▶ Supplied information
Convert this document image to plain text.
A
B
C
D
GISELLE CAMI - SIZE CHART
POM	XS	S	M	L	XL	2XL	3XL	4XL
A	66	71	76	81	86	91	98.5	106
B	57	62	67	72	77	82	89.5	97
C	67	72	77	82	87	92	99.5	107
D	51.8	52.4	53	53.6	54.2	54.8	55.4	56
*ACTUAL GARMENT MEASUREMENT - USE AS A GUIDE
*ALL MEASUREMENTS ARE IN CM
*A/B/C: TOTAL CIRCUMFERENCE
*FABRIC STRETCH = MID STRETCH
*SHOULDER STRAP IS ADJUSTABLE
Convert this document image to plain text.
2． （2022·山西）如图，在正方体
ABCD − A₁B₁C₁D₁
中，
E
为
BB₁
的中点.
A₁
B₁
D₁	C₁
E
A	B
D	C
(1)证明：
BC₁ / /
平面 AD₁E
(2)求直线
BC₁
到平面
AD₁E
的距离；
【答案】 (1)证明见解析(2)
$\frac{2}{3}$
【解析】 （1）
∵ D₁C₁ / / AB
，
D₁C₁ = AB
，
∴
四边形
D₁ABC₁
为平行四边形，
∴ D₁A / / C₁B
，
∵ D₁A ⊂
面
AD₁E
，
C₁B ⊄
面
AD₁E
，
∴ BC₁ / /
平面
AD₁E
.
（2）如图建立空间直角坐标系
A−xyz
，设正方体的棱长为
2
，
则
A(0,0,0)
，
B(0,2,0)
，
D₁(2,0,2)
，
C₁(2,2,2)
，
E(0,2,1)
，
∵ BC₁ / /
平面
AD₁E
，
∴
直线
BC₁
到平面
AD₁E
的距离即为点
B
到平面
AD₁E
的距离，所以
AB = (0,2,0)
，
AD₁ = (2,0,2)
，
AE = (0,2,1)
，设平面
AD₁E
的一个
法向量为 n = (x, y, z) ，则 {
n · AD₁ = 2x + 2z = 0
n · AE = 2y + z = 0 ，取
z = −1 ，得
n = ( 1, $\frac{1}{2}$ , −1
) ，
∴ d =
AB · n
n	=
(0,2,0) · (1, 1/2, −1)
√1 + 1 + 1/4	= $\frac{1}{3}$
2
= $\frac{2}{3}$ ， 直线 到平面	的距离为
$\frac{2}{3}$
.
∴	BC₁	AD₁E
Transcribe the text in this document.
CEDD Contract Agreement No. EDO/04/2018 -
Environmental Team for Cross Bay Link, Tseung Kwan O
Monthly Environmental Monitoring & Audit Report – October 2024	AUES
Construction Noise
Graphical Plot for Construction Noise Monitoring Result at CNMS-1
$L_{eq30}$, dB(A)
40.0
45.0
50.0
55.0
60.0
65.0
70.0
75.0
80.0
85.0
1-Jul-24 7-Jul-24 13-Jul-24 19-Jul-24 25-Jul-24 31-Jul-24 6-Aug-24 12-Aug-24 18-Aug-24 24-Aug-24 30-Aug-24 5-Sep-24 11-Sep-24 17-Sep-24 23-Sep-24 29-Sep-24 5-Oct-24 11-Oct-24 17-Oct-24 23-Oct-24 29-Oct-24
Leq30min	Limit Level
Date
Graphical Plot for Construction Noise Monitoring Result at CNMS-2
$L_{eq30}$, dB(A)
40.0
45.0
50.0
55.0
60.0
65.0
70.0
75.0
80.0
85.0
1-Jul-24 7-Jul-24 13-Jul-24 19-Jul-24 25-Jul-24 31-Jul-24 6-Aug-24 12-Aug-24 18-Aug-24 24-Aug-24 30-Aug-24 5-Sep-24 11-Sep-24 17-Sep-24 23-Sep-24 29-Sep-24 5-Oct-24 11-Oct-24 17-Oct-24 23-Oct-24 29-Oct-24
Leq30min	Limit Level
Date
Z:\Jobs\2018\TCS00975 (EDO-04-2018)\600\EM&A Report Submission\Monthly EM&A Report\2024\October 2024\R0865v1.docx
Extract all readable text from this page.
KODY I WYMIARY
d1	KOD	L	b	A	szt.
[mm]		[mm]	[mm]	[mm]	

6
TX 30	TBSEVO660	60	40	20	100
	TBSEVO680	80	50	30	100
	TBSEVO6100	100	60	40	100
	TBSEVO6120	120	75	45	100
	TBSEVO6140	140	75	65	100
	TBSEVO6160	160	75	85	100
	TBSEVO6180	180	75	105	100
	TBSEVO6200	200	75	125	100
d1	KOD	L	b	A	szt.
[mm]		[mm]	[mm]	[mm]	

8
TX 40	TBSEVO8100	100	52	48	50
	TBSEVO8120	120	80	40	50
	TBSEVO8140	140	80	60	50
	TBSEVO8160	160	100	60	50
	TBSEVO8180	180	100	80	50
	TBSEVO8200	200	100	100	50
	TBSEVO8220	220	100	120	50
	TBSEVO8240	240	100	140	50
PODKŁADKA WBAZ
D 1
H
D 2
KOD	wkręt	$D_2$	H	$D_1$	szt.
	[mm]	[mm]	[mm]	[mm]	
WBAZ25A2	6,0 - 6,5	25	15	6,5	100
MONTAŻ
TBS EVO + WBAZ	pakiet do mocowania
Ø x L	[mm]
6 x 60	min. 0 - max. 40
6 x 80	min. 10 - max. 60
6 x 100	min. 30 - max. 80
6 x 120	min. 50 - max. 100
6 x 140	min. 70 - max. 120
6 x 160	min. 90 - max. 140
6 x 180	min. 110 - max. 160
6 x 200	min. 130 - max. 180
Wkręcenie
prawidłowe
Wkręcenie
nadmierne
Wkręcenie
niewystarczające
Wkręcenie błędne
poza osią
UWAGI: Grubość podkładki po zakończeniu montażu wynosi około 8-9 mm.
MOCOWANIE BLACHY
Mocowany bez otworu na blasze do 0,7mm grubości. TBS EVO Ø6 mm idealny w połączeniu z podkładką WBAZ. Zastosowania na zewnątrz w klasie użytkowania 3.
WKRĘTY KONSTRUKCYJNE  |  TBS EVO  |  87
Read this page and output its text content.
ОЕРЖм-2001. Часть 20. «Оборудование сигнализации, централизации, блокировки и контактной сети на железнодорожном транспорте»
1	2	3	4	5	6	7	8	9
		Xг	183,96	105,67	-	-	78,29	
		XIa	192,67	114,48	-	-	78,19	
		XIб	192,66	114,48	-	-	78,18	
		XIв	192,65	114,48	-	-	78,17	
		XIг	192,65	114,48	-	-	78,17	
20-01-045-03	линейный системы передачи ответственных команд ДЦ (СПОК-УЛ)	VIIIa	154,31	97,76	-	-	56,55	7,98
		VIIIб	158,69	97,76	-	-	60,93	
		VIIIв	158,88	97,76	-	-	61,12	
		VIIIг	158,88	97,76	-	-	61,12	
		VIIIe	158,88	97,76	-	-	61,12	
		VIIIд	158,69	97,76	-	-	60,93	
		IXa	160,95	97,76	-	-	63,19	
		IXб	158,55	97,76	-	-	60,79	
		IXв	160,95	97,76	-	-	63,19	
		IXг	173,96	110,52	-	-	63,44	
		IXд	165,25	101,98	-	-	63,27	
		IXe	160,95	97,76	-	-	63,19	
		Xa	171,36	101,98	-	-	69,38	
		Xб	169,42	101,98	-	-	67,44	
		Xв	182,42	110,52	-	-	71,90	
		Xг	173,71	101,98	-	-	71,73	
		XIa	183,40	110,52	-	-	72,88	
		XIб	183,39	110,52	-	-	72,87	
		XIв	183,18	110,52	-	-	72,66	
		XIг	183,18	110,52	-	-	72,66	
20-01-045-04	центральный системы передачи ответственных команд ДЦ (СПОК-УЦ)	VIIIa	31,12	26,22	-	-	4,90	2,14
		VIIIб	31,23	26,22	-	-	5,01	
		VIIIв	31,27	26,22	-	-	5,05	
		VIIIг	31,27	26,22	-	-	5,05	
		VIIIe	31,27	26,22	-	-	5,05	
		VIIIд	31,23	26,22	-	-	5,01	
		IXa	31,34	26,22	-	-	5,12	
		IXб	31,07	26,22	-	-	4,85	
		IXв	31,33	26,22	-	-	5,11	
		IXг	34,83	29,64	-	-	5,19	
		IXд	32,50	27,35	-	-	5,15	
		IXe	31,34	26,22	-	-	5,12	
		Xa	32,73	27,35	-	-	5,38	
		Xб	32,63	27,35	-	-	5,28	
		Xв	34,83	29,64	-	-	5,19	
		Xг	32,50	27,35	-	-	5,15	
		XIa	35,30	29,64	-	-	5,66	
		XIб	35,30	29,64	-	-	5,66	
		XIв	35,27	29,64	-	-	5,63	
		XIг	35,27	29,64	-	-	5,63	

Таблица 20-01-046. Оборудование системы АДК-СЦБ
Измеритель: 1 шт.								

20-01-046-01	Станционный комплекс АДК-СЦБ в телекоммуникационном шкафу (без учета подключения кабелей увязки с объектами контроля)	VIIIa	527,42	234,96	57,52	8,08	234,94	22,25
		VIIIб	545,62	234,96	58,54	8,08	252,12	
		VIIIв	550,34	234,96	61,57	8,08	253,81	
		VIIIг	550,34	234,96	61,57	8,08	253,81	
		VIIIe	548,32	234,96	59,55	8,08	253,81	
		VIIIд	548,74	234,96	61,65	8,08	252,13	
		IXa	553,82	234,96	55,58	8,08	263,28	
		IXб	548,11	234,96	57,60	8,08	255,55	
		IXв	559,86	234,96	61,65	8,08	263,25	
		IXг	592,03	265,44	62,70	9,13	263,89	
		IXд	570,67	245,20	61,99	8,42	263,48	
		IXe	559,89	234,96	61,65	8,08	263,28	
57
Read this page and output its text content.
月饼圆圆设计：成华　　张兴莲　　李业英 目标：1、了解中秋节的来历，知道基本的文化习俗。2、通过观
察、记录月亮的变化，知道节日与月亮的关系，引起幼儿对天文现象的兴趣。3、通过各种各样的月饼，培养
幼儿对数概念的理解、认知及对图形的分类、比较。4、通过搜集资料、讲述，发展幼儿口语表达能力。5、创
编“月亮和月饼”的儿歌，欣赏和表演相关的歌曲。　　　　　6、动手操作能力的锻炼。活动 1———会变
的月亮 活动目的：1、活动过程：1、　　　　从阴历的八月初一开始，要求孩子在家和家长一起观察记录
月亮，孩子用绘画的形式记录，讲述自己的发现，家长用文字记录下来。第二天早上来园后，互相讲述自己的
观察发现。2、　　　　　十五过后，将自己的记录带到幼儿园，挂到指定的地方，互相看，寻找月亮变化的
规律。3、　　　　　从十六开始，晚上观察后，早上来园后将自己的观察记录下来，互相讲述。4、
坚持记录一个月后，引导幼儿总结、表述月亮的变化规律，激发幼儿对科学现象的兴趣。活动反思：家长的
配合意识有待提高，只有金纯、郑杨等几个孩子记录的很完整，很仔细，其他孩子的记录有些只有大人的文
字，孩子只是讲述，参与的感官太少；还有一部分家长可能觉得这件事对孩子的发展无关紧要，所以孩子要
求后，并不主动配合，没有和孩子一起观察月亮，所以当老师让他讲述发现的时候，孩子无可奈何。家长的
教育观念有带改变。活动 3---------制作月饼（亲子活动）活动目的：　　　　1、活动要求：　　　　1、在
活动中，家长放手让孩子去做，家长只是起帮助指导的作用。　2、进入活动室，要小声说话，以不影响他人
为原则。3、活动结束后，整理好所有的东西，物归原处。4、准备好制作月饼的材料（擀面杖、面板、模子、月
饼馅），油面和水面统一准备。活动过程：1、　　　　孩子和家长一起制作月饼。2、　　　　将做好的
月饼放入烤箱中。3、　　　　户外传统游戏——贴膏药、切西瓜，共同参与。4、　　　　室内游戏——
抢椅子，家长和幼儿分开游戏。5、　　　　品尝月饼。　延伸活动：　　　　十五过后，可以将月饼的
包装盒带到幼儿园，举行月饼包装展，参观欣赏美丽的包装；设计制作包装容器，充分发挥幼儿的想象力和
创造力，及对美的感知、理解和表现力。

▶ What to do
Considering only the records above, state the number of lines that include the word "системы", with nothing added.

▶ Complete answer
3